──────── SUPPLIED RECORDS

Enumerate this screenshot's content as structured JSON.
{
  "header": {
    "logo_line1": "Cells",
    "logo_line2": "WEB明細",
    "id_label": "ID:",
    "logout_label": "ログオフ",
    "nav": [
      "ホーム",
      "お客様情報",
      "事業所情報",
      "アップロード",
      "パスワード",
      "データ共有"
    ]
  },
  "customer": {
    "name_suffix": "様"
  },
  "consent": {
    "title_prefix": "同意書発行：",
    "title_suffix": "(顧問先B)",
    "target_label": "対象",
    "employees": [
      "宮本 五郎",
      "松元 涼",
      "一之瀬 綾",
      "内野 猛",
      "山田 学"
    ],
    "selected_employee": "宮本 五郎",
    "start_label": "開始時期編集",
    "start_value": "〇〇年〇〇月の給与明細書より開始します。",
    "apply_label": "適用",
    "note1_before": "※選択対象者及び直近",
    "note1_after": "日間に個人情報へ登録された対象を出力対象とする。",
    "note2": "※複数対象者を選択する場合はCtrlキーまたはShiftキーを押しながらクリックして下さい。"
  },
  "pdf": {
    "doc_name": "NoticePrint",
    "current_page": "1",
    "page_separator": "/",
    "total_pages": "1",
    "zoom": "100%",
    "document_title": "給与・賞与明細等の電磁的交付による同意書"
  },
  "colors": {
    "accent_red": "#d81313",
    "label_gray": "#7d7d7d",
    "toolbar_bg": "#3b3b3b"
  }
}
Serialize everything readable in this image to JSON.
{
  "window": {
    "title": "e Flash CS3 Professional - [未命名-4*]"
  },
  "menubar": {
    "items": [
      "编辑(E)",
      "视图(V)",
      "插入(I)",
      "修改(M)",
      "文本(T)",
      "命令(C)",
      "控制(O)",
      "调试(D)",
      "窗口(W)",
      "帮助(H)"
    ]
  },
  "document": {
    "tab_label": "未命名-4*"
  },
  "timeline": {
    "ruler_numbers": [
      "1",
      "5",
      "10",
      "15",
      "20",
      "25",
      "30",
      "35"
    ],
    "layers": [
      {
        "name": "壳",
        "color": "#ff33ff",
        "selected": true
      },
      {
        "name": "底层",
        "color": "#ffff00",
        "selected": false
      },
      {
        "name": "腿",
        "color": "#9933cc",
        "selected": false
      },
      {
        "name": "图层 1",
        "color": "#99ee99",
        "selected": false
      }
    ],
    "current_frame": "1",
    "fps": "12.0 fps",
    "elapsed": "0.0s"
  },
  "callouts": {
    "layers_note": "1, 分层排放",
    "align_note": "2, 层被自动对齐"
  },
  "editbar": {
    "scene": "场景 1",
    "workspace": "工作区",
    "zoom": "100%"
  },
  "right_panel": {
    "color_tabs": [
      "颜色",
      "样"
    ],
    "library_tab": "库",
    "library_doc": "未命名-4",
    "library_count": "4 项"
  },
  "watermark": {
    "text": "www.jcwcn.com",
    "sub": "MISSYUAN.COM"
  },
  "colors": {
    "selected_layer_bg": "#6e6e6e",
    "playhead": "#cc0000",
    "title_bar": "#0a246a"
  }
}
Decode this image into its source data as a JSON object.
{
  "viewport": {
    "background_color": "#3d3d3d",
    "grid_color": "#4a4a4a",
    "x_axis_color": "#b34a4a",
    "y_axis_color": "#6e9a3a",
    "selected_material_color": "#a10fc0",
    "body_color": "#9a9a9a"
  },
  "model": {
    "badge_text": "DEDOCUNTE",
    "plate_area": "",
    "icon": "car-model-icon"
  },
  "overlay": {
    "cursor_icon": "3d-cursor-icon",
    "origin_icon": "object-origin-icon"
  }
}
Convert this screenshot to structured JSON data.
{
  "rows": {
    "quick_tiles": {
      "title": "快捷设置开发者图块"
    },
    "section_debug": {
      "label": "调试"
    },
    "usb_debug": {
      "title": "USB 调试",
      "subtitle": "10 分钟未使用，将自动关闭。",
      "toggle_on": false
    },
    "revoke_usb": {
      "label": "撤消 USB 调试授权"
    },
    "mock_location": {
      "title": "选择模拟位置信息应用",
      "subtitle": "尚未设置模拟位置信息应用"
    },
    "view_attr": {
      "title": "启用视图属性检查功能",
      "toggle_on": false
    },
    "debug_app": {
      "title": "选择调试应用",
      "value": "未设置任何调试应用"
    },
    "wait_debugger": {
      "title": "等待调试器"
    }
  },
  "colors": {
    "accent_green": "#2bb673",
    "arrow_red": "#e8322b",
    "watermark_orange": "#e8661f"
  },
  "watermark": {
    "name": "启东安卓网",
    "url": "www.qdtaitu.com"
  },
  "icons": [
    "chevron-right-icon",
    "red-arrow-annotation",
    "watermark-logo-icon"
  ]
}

────────────────

THE EXERCISE –
Find the lines holding "JSON" and list every one.

FINISHED EXERCISE –
Enumerate this screenshot's content as structured JSON.
Serialize everything readable in this image to JSON.
Decode this image into its source data as a JSON object.
Convert this screenshot to structured JSON data.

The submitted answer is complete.